Requirement — Report how many lines of these entries hold the string "Asian"; reply with the number alone.

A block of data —
════════════════════

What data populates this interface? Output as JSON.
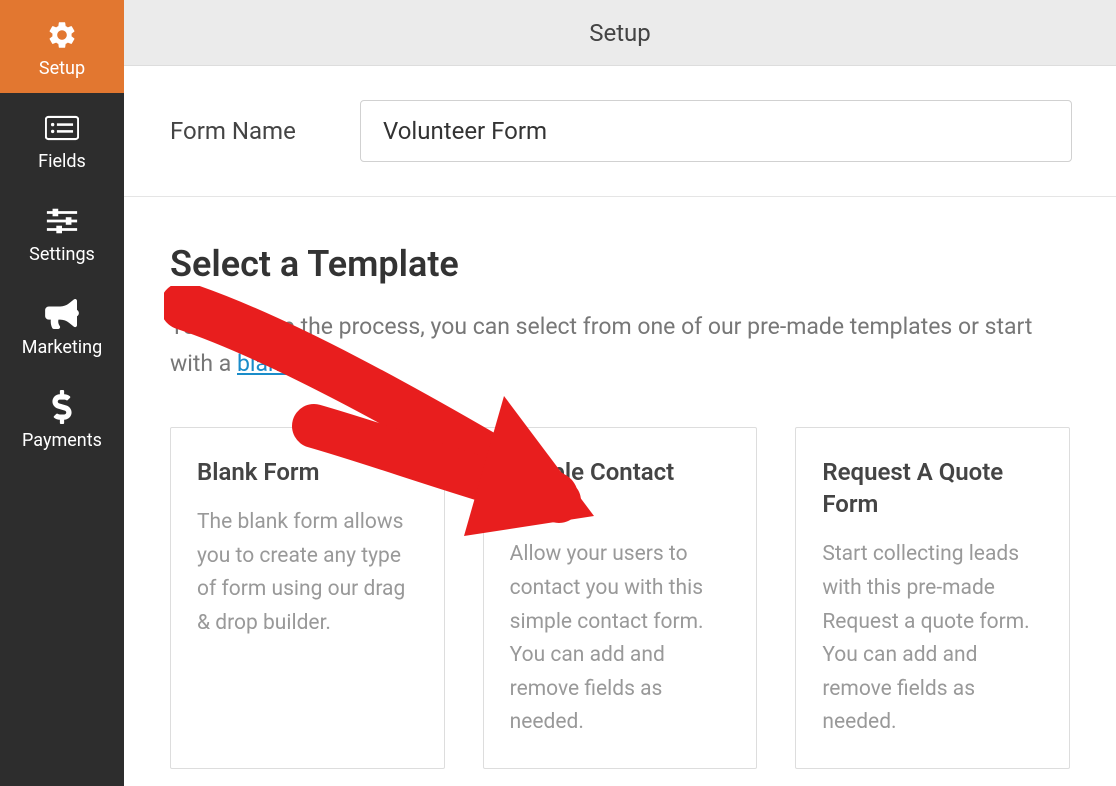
{
  "sidebar": {
    "items": [
      {
        "label": "Setup"
      },
      {
        "label": "Fields"
      },
      {
        "label": "Settings"
      },
      {
        "label": "Marketing"
      },
      {
        "label": "Payments"
      }
    ]
  },
  "topbar": {
    "title": "Setup"
  },
  "form_name": {
    "label": "Form Name",
    "value": "Volunteer Form"
  },
  "template_section": {
    "heading": "Select a Template",
    "intro_prefix": "To speed up the process, you can select from one of our pre-made templates or start with a ",
    "intro_link": "blank form."
  },
  "templates": [
    {
      "title": "Blank Form",
      "desc": "The blank form allows you to create any type of form using our drag & drop builder."
    },
    {
      "title": "Simple Contact Form",
      "desc": "Allow your users to contact you with this simple contact form. You can add and remove fields as needed."
    },
    {
      "title": "Request A Quote Form",
      "desc": "Start collecting leads with this pre-made Request a quote form. You can add and remove fields as needed."
    }
  ]
}
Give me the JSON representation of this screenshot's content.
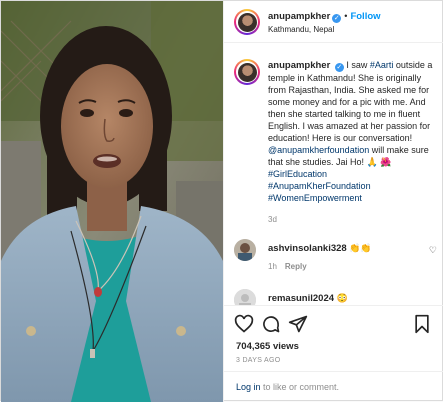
{
  "post": {
    "username": "anupampkher",
    "verified_glyph": "✓",
    "separator": "•",
    "follow_label": "Follow",
    "location": "Kathmandu, Nepal",
    "caption": {
      "part1": " I saw ",
      "hashtag_aarti": "#Aarti",
      "part2": " outside a temple in Kathmandu! She is originally from Rajasthan, India. She asked me for some money and for a pic with me. And then she started talking to me in fluent English. I was amazed at her passion for education! Here is our conversation! ",
      "mention": "@anupamkherfoundation",
      "part3": " will make sure that she studies. Jai Ho! 🙏 🌺",
      "tags": [
        "#GirlEducation",
        "#AnupamKherFoundation",
        "#WomenEmpowerment"
      ]
    },
    "posted_short": "3d",
    "comments": [
      {
        "username": "ashvinsolanki328",
        "text": "👏👏",
        "time": "1h",
        "reply_label": "Reply"
      },
      {
        "username": "remasunil2024",
        "text": "😳"
      }
    ],
    "views": "704,365 views",
    "posted_ago": "3 DAYS AGO",
    "login": {
      "link": "Log in",
      "rest": " to like or comment."
    },
    "icons": [
      "heart-icon",
      "comment-icon",
      "share-icon",
      "bookmark-icon"
    ],
    "colors": {
      "link": "#00376b",
      "follow": "#0095f6",
      "verified": "#3897f0"
    }
  }
}
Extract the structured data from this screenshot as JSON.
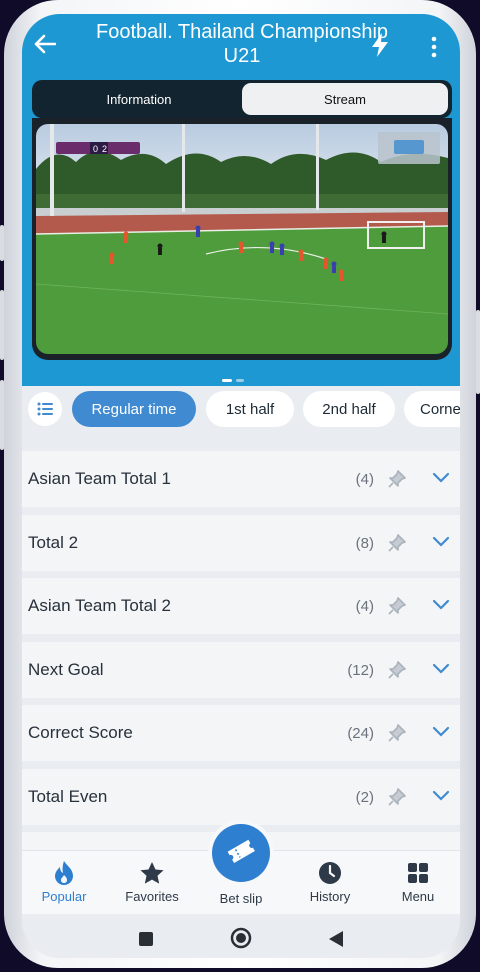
{
  "header": {
    "title": "Football. Thailand Championship U21",
    "back_icon": "arrow-left-icon",
    "flash_icon": "lightning-icon",
    "more_icon": "more-vertical-icon"
  },
  "tabs": [
    {
      "label": "Information",
      "active": false
    },
    {
      "label": "Stream",
      "active": true
    }
  ],
  "video": {
    "scoreboard_left": "0",
    "scoreboard_right": "2",
    "pager_dots": 2,
    "pager_active": 1
  },
  "period_chips": [
    {
      "label": "Regular time",
      "active": true
    },
    {
      "label": "1st half",
      "active": false
    },
    {
      "label": "2nd half",
      "active": false
    },
    {
      "label": "Corne",
      "active": false
    }
  ],
  "markets": [
    {
      "label": "Asian Team Total 1",
      "count": "(4)"
    },
    {
      "label": "Total 2",
      "count": "(8)"
    },
    {
      "label": "Asian Team Total 2",
      "count": "(4)"
    },
    {
      "label": "Next Goal",
      "count": "(12)"
    },
    {
      "label": "Correct Score",
      "count": "(24)"
    },
    {
      "label": "Total Even",
      "count": "(2)"
    }
  ],
  "bottom_nav": [
    {
      "label": "Popular",
      "icon": "flame-icon",
      "active": true
    },
    {
      "label": "Favorites",
      "icon": "star-icon",
      "active": false
    },
    {
      "label": "Bet slip",
      "icon": "ticket-icon",
      "active": false
    },
    {
      "label": "History",
      "icon": "clock-icon",
      "active": false
    },
    {
      "label": "Menu",
      "icon": "grid-icon",
      "active": false
    }
  ],
  "colors": {
    "header_bg": "#1e98d3",
    "accent": "#2f7fd0",
    "chip_active": "#3f8ad1",
    "background": "#0f0b28"
  }
}
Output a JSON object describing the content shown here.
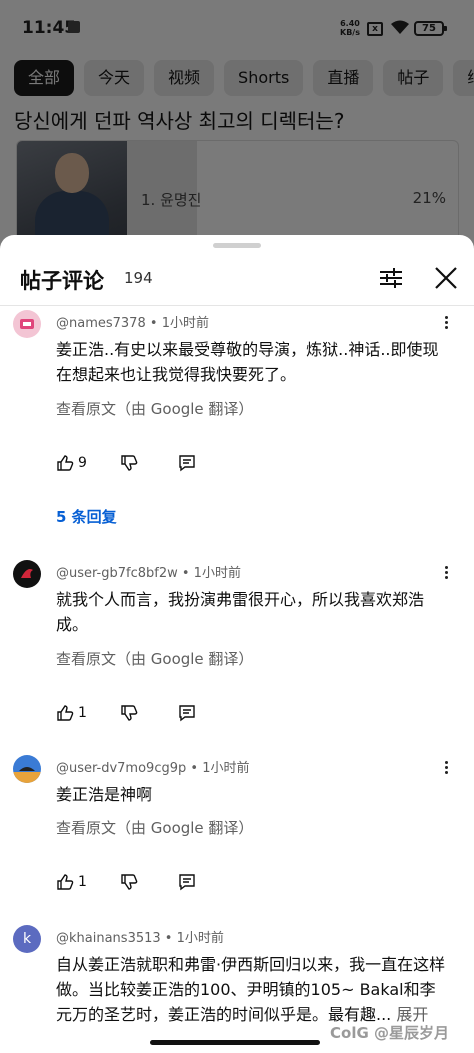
{
  "status_bar": {
    "time": "11:45",
    "speed_value": "6.40",
    "speed_unit": "KB/s",
    "sim": "x",
    "battery": "75"
  },
  "background": {
    "chips": [
      "全部",
      "今天",
      "视频",
      "Shorts",
      "直播",
      "帖子",
      "继"
    ],
    "post_title": "당신에게 던파 역사상 최고의 디렉터는?",
    "poll": {
      "option": "1. 윤명진",
      "percent": "21%",
      "fraction": 0.21
    }
  },
  "sheet": {
    "title": "帖子评论",
    "count": "194"
  },
  "comments": [
    {
      "user": "@names7378",
      "time": "1小时前",
      "text": "姜正浩..有史以来最受尊敬的导演，炼狱..神话..即使现在想起来也让我觉得我快要死了。",
      "translate": "查看原文（由 Google 翻译）",
      "likes": "9",
      "replies": "5 条回复"
    },
    {
      "user": "@user-gb7fc8bf2w",
      "time": "1小时前",
      "text": "就我个人而言，我扮演弗雷很开心，所以我喜欢郑浩成。",
      "translate": "查看原文（由 Google 翻译）",
      "likes": "1"
    },
    {
      "user": "@user-dv7mo9cg9p",
      "time": "1小时前",
      "text": "姜正浩是神啊",
      "translate": "查看原文（由 Google 翻译）",
      "likes": "1"
    },
    {
      "user": "@khainans3513",
      "time": "1小时前",
      "avatar_letter": "k",
      "text": "自从姜正浩就职和弗雷·伊西斯回归以来，我一直在这样做。当比较姜正浩的100、尹明镇的105~ Bakal和李元万的圣艺时，姜正浩的时间似乎是。最有趣...",
      "expand": "展开"
    }
  ],
  "watermark": "ColG @星辰岁月",
  "colors": {
    "link": "#065fd4",
    "secondary_text": "#606060",
    "overlay": "#7a7a7a"
  }
}
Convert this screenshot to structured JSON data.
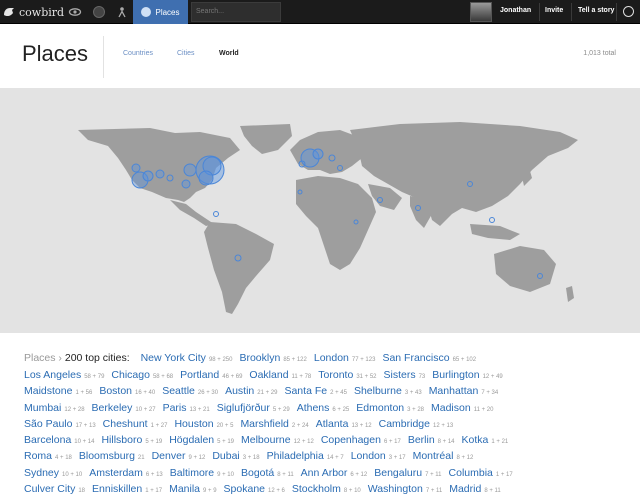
{
  "topbar": {
    "brand": "cowbird",
    "places_tab": "Places",
    "search_placeholder": "Search...",
    "user_name": "Jonathan",
    "invite": "Invite",
    "tell_story": "Tell a story"
  },
  "header": {
    "title": "Places",
    "tabs": [
      {
        "label": "Countries"
      },
      {
        "label": "Cities"
      },
      {
        "label": "World"
      }
    ],
    "total": "1,013 total"
  },
  "list": {
    "breadcrumb": "Places ›",
    "count_label": "200 top cities:",
    "lines": [
      [
        {
          "name": "New York City",
          "stats": "98 + 250"
        },
        {
          "name": "Brooklyn",
          "stats": "85 + 122"
        },
        {
          "name": "London",
          "stats": "77 + 123"
        },
        {
          "name": "San Francisco",
          "stats": "65 + 102"
        }
      ],
      [
        {
          "name": "Los Angeles",
          "stats": "58 + 79"
        },
        {
          "name": "Chicago",
          "stats": "58 + 68"
        },
        {
          "name": "Portland",
          "stats": "46 + 69"
        },
        {
          "name": "Oakland",
          "stats": "11 + 78"
        },
        {
          "name": "Toronto",
          "stats": "31 + 52"
        },
        {
          "name": "Sisters",
          "stats": "73"
        },
        {
          "name": "Burlington",
          "stats": "12 + 49"
        }
      ],
      [
        {
          "name": "Maidstone",
          "stats": "1 + 56"
        },
        {
          "name": "Boston",
          "stats": "16 + 40"
        },
        {
          "name": "Seattle",
          "stats": "26 + 30"
        },
        {
          "name": "Austin",
          "stats": "21 + 29"
        },
        {
          "name": "Santa Fe",
          "stats": "2 + 45"
        },
        {
          "name": "Shelburne",
          "stats": "3 + 43"
        },
        {
          "name": "Manhattan",
          "stats": "7 + 34"
        }
      ],
      [
        {
          "name": "Mumbai",
          "stats": "12 + 28"
        },
        {
          "name": "Berkeley",
          "stats": "10 + 27"
        },
        {
          "name": "Paris",
          "stats": "13 + 21"
        },
        {
          "name": "Siglufjörður",
          "stats": "5 + 29"
        },
        {
          "name": "Athens",
          "stats": "6 + 25"
        },
        {
          "name": "Edmonton",
          "stats": "3 + 28"
        },
        {
          "name": "Madison",
          "stats": "11 + 20"
        }
      ],
      [
        {
          "name": "São Paulo",
          "stats": "17 + 13"
        },
        {
          "name": "Cheshunt",
          "stats": "1 + 27"
        },
        {
          "name": "Houston",
          "stats": "20 + 5"
        },
        {
          "name": "Marshfield",
          "stats": "2 + 24"
        },
        {
          "name": "Atlanta",
          "stats": "13 + 12"
        },
        {
          "name": "Cambridge",
          "stats": "12 + 13"
        }
      ],
      [
        {
          "name": "Barcelona",
          "stats": "10 + 14"
        },
        {
          "name": "Hillsboro",
          "stats": "5 + 19"
        },
        {
          "name": "Högdalen",
          "stats": "5 + 19"
        },
        {
          "name": "Melbourne",
          "stats": "12 + 12"
        },
        {
          "name": "Copenhagen",
          "stats": "6 + 17"
        },
        {
          "name": "Berlin",
          "stats": "8 + 14"
        },
        {
          "name": "Kotka",
          "stats": "1 + 21"
        }
      ],
      [
        {
          "name": "Roma",
          "stats": "4 + 18"
        },
        {
          "name": "Bloomsburg",
          "stats": "21"
        },
        {
          "name": "Denver",
          "stats": "9 + 12"
        },
        {
          "name": "Dubai",
          "stats": "3 + 18"
        },
        {
          "name": "Philadelphia",
          "stats": "14 + 7"
        },
        {
          "name": "London",
          "stats": "3 + 17"
        },
        {
          "name": "Montréal",
          "stats": "8 + 12"
        }
      ],
      [
        {
          "name": "Sydney",
          "stats": "10 + 10"
        },
        {
          "name": "Amsterdam",
          "stats": "6 + 13"
        },
        {
          "name": "Baltimore",
          "stats": "9 + 10"
        },
        {
          "name": "Bogotá",
          "stats": "8 + 11"
        },
        {
          "name": "Ann Arbor",
          "stats": "6 + 12"
        },
        {
          "name": "Bengaluru",
          "stats": "7 + 11"
        },
        {
          "name": "Columbia",
          "stats": "1 + 17"
        }
      ],
      [
        {
          "name": "Culver City",
          "stats": "18"
        },
        {
          "name": "Enniskillen",
          "stats": "1 + 17"
        },
        {
          "name": "Manila",
          "stats": "9 + 9"
        },
        {
          "name": "Spokane",
          "stats": "12 + 6"
        },
        {
          "name": "Stockholm",
          "stats": "8 + 10"
        },
        {
          "name": "Washington",
          "stats": "7 + 11"
        },
        {
          "name": "Madrid",
          "stats": "8 + 11"
        }
      ]
    ]
  },
  "colors": {
    "accent": "#3f6fb0",
    "link": "#2b6cb3",
    "land": "#9e9e9e",
    "ocean": "#e3e3e3",
    "marker": "#4a86d8"
  }
}
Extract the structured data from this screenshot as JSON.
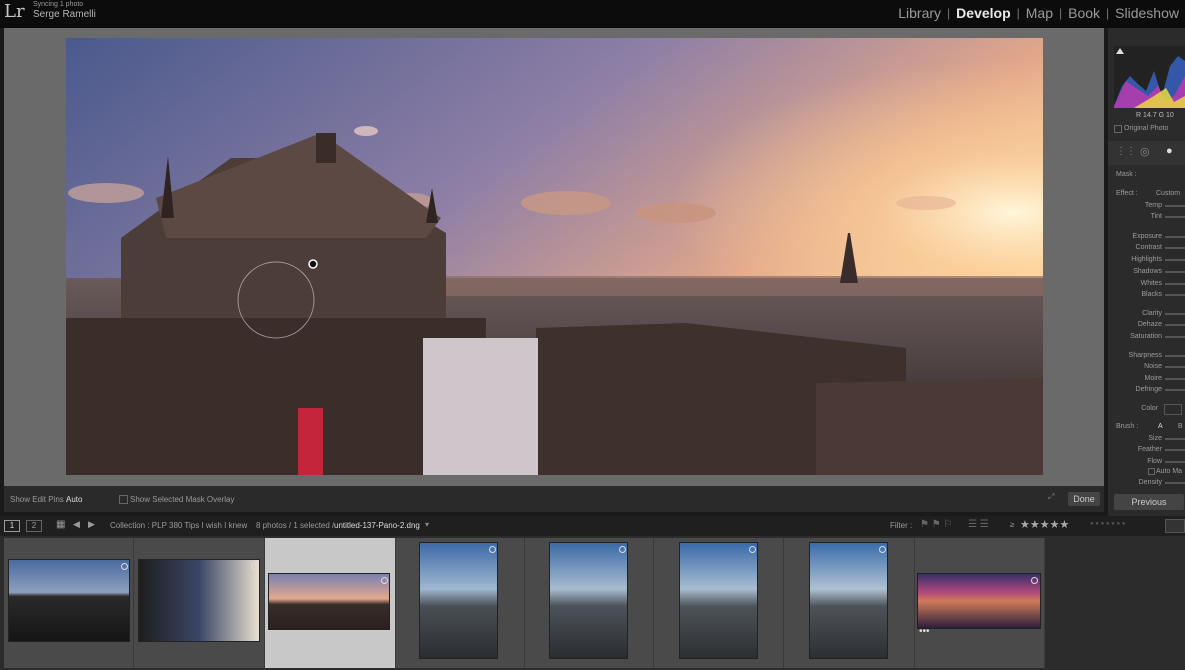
{
  "app": {
    "logo": "Lr",
    "sync_status": "Syncing 1 photo",
    "user_name": "Serge Ramelli"
  },
  "modules": [
    "Library",
    "Develop",
    "Map",
    "Book",
    "Slideshow"
  ],
  "active_module": "Develop",
  "toolbar": {
    "show_edit_pins_label": "Show Edit Pins :",
    "show_edit_pins_value": "Auto",
    "mask_overlay_label": "Show Selected Mask Overlay",
    "done_label": "Done",
    "previous_label": "Previous"
  },
  "histogram": {
    "readout": "R 14.7  G 10",
    "original_photo_label": "Original Photo"
  },
  "mask_panel": {
    "mask_label": "Mask :",
    "effect_label": "Effect :",
    "effect_value": "Custom",
    "temp_label": "Temp",
    "tint_label": "Tint",
    "exposure_label": "Exposure",
    "contrast_label": "Contrast",
    "highlights_label": "Highlights",
    "shadows_label": "Shadows",
    "whites_label": "Whites",
    "blacks_label": "Blacks",
    "clarity_label": "Clarity",
    "dehaze_label": "Dehaze",
    "saturation_label": "Saturation",
    "sharpness_label": "Sharpness",
    "noise_label": "Noise",
    "moire_label": "Moire",
    "defringe_label": "Defringe",
    "color_label": "Color",
    "brush_label": "Brush :",
    "brush_a": "A",
    "brush_b": "B",
    "size_label": "Size",
    "feather_label": "Feather",
    "flow_label": "Flow",
    "auto_mask_label": "Auto Ma",
    "density_label": "Density"
  },
  "filmstrip_bar": {
    "monitor_1": "1",
    "monitor_2": "2",
    "collection_label": "Collection : PLP 380 Tips I wish I knew",
    "count_label": "8 photos / 1 selected /",
    "filename": "untitled-137-Pano-2.dng",
    "filter_label": "Filter :",
    "rating_op": "≥"
  },
  "filmstrip": {
    "selected_index": 2,
    "thumbnails": [
      {
        "kind": "opera-dusk"
      },
      {
        "kind": "opera-sunset"
      },
      {
        "kind": "opera-sunset-selected"
      },
      {
        "kind": "hollywood-vertical"
      },
      {
        "kind": "hollywood-vertical"
      },
      {
        "kind": "hollywood-vertical"
      },
      {
        "kind": "hollywood-vertical"
      },
      {
        "kind": "hollywood-pano"
      }
    ]
  },
  "colors": {
    "accent": "#eaeaea",
    "panel_bg": "#2b2b2b",
    "stage_bg": "#6a6a6a",
    "topbar_bg": "#0c0c0c"
  }
}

════════════════════

Full answer — 2